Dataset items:
+ + +

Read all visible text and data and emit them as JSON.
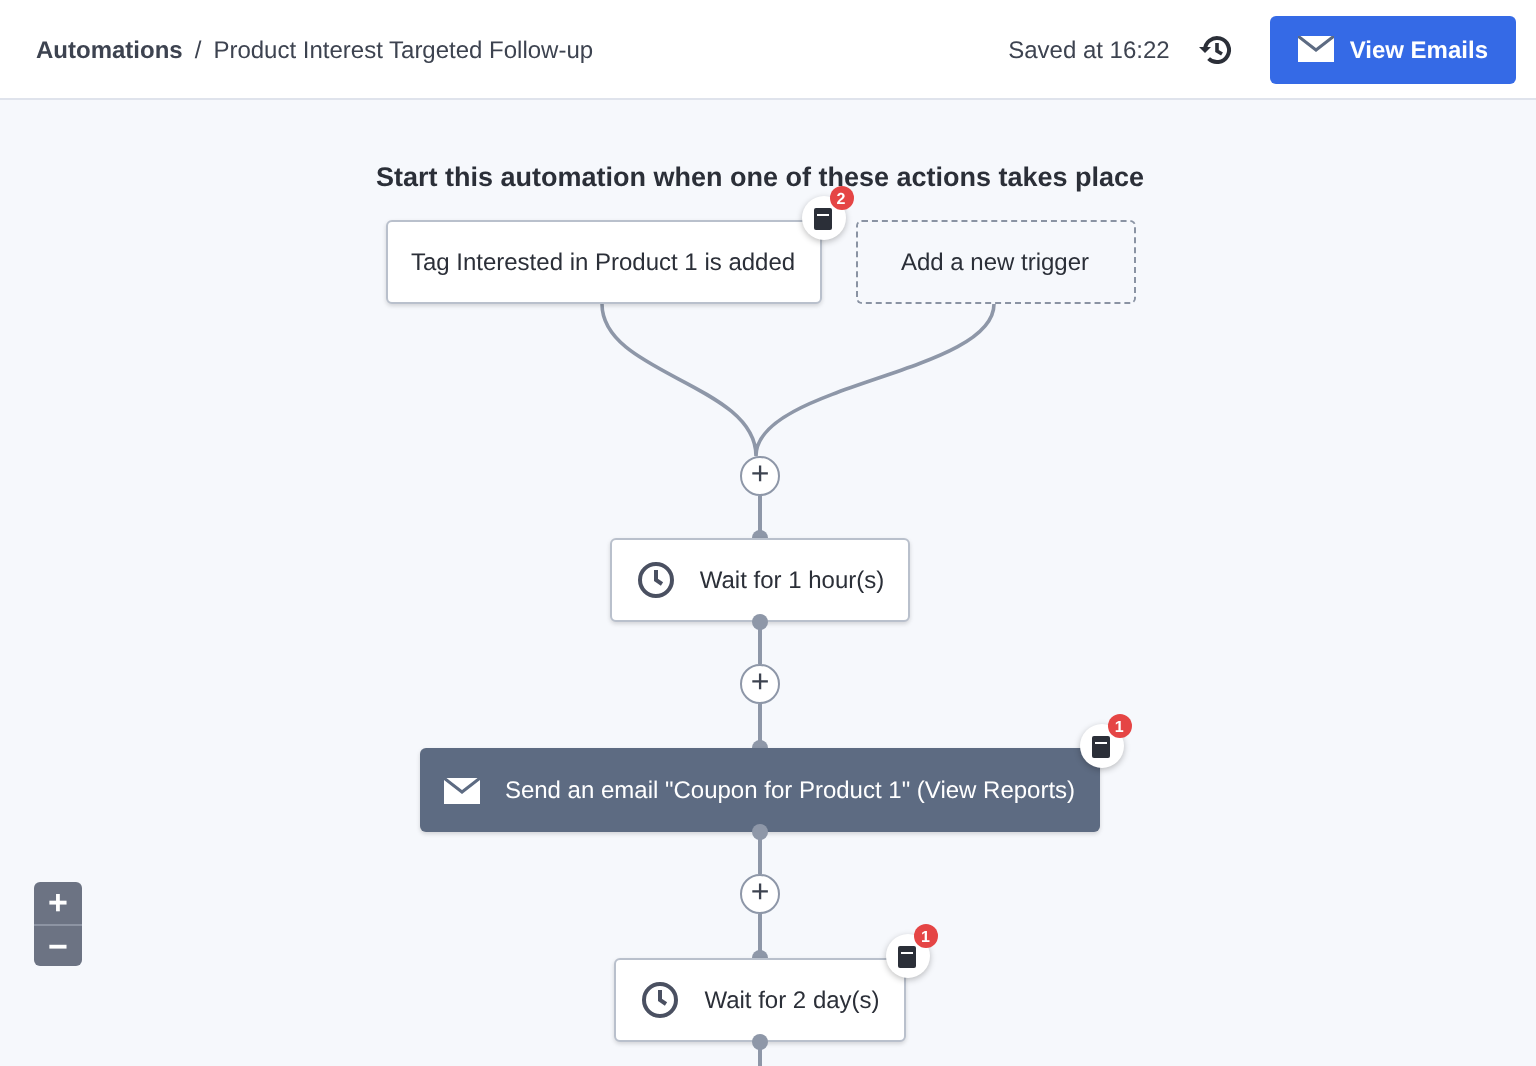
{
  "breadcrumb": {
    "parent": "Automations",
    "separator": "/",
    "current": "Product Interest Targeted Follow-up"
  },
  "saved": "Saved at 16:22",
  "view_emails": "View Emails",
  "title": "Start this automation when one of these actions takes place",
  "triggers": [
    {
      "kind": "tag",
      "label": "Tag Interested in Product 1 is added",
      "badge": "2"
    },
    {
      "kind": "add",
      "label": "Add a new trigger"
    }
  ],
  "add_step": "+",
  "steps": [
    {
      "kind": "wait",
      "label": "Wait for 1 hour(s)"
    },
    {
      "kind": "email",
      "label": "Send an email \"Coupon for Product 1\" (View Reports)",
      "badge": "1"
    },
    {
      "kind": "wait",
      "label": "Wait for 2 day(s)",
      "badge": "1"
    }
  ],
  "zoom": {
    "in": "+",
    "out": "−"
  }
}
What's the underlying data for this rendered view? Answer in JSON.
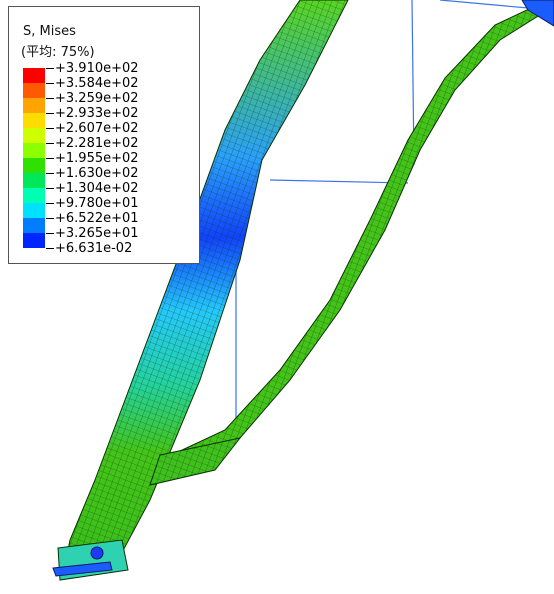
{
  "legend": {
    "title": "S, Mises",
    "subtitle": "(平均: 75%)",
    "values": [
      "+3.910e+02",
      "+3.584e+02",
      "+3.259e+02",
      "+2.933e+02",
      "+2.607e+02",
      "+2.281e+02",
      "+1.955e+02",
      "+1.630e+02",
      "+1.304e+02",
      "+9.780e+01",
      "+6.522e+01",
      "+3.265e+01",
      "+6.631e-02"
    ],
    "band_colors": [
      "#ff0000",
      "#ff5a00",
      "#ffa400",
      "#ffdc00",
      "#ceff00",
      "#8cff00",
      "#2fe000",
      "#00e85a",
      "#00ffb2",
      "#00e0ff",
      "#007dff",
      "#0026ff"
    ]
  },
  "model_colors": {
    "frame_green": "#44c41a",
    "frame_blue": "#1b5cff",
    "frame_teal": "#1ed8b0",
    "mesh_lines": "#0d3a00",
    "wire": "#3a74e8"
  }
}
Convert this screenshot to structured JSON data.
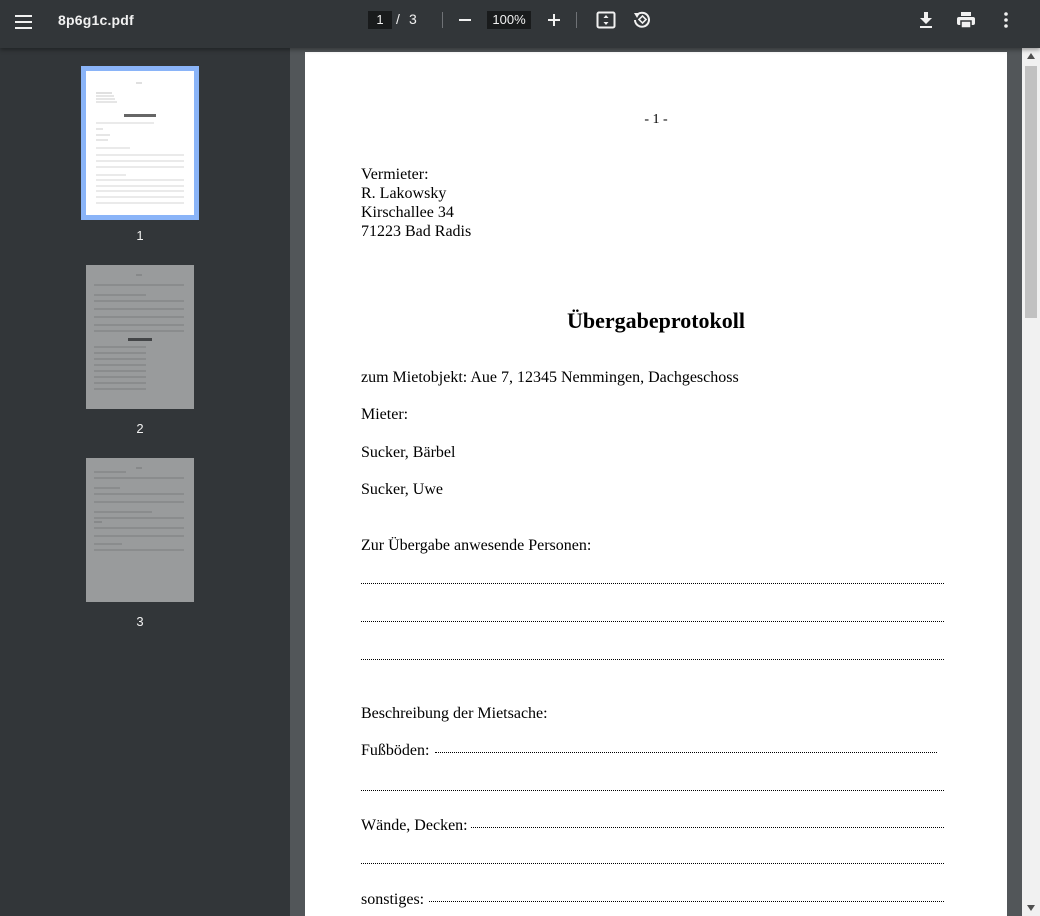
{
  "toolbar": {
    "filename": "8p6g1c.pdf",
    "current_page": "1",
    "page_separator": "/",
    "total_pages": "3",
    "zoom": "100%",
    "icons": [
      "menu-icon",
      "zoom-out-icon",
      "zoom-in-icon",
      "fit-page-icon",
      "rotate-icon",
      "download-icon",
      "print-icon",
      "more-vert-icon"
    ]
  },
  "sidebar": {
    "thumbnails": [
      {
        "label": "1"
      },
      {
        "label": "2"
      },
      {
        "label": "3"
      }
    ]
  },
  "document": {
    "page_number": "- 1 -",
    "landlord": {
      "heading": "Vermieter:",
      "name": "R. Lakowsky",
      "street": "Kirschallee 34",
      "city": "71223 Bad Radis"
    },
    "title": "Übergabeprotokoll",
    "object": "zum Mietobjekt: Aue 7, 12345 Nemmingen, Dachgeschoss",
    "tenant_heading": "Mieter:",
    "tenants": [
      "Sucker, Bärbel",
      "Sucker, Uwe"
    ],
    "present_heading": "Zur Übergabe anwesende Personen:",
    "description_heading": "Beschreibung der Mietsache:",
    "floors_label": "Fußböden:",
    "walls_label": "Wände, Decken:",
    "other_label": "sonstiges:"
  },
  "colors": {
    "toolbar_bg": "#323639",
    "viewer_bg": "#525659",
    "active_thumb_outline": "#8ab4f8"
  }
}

+ + +

> [EXERCISE OBJECTIVE]: From the data above, copy each line that holds "this".

> [TASK RESULT]:
  "title": "Start this automation when one of these actions takes place",
What's the underlying data for this rendered view? Answer in JSON.
Convert this screenshot to structured JSON data.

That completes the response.